■ DATA RECORDS
- - - -
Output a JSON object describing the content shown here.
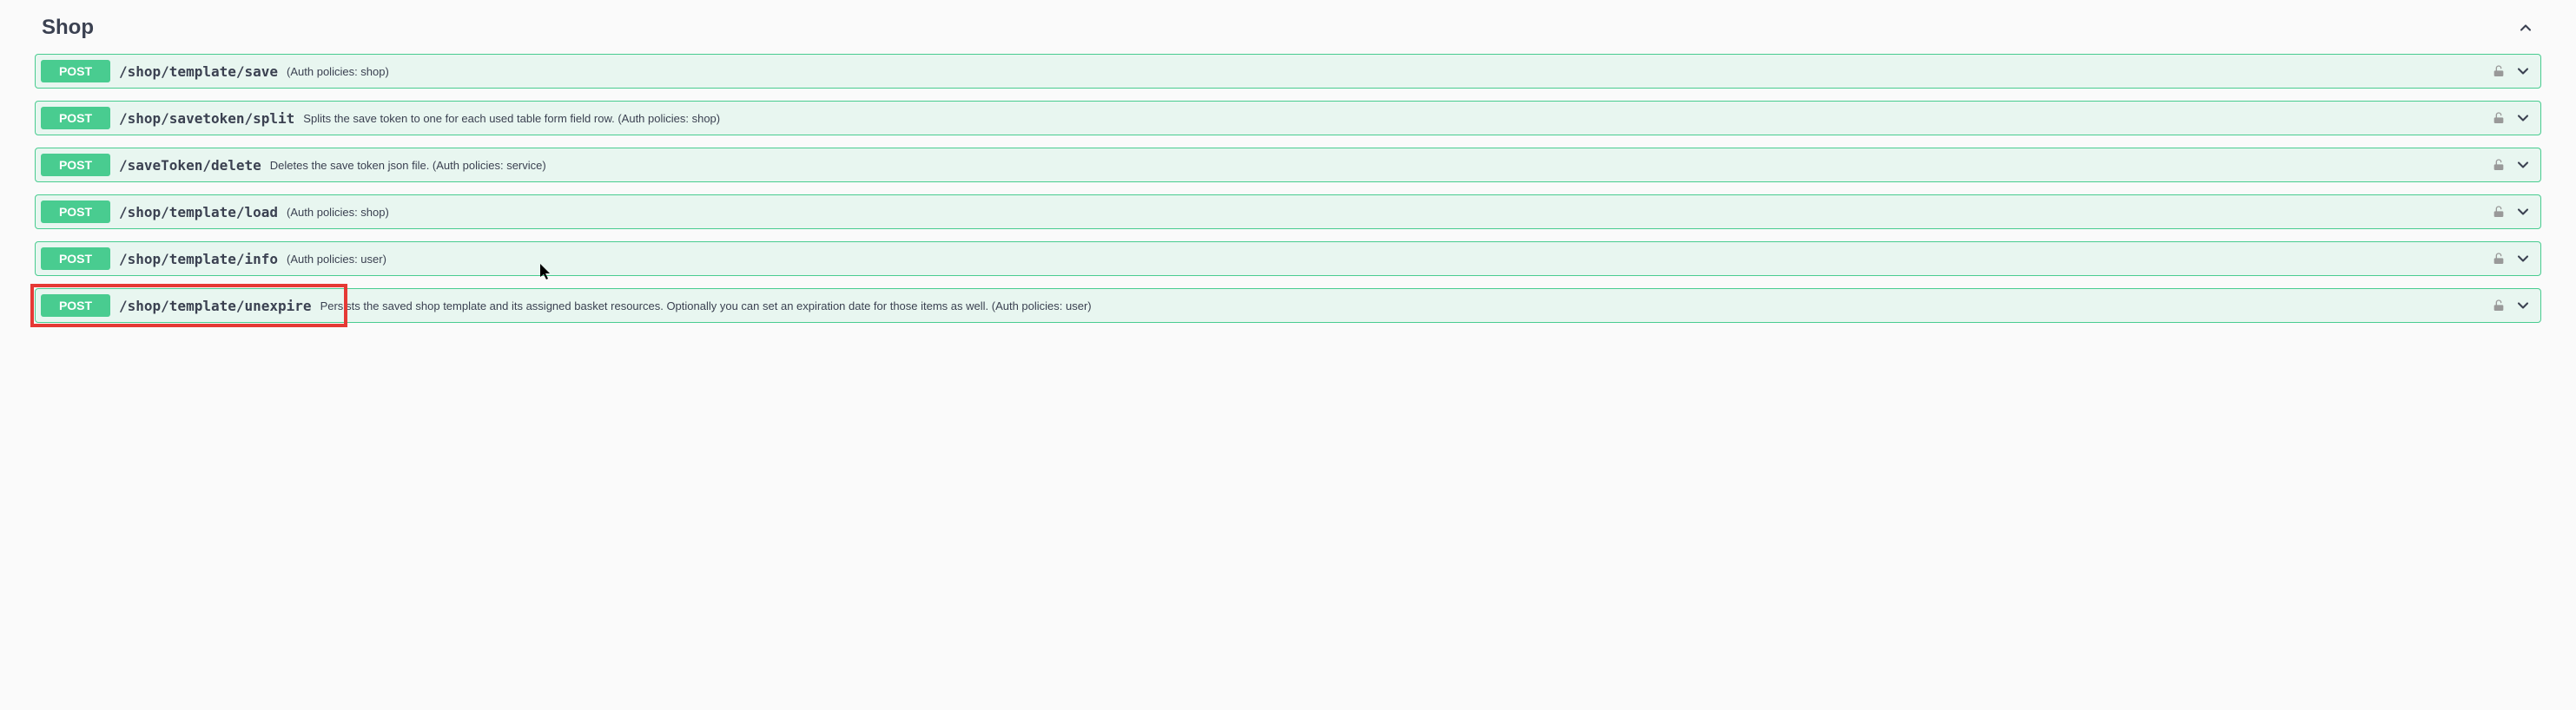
{
  "section": {
    "title": "Shop"
  },
  "endpoints": [
    {
      "method": "POST",
      "path": "/shop/template/save",
      "description": "(Auth policies: shop)",
      "highlighted": false
    },
    {
      "method": "POST",
      "path": "/shop/savetoken/split",
      "description": "Splits the save token to one for each used table form field row. (Auth policies: shop)",
      "highlighted": false
    },
    {
      "method": "POST",
      "path": "/saveToken/delete",
      "description": "Deletes the save token json file. (Auth policies: service)",
      "highlighted": false
    },
    {
      "method": "POST",
      "path": "/shop/template/load",
      "description": "(Auth policies: shop)",
      "highlighted": false
    },
    {
      "method": "POST",
      "path": "/shop/template/info",
      "description": "(Auth policies: user)",
      "highlighted": false
    },
    {
      "method": "POST",
      "path": "/shop/template/unexpire",
      "description": "Persists the saved shop template and its assigned basket resources. Optionally you can set an expiration date for those items as well. (Auth policies: user)",
      "highlighted": true
    }
  ]
}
- - - -
■ STATED EXERCISE
The material above holds pictures; copy everything else in it exactly.

■ OUTPUT OF THE TASK
Output a JSON object describing the content shown here.
{
  "section": {
    "title": "Shop"
  },
  "endpoints": [
    {
      "method": "POST",
      "path": "/shop/template/save",
      "description": "(Auth policies: shop)",
      "highlighted": false
    },
    {
      "method": "POST",
      "path": "/shop/savetoken/split",
      "description": "Splits the save token to one for each used table form field row. (Auth policies: shop)",
      "highlighted": false
    },
    {
      "method": "POST",
      "path": "/saveToken/delete",
      "description": "Deletes the save token json file. (Auth policies: service)",
      "highlighted": false
    },
    {
      "method": "POST",
      "path": "/shop/template/load",
      "description": "(Auth policies: shop)",
      "highlighted": false
    },
    {
      "method": "POST",
      "path": "/shop/template/info",
      "description": "(Auth policies: user)",
      "highlighted": false
    },
    {
      "method": "POST",
      "path": "/shop/template/unexpire",
      "description": "Persists the saved shop template and its assigned basket resources. Optionally you can set an expiration date for those items as well. (Auth policies: user)",
      "highlighted": true
    }
  ]
}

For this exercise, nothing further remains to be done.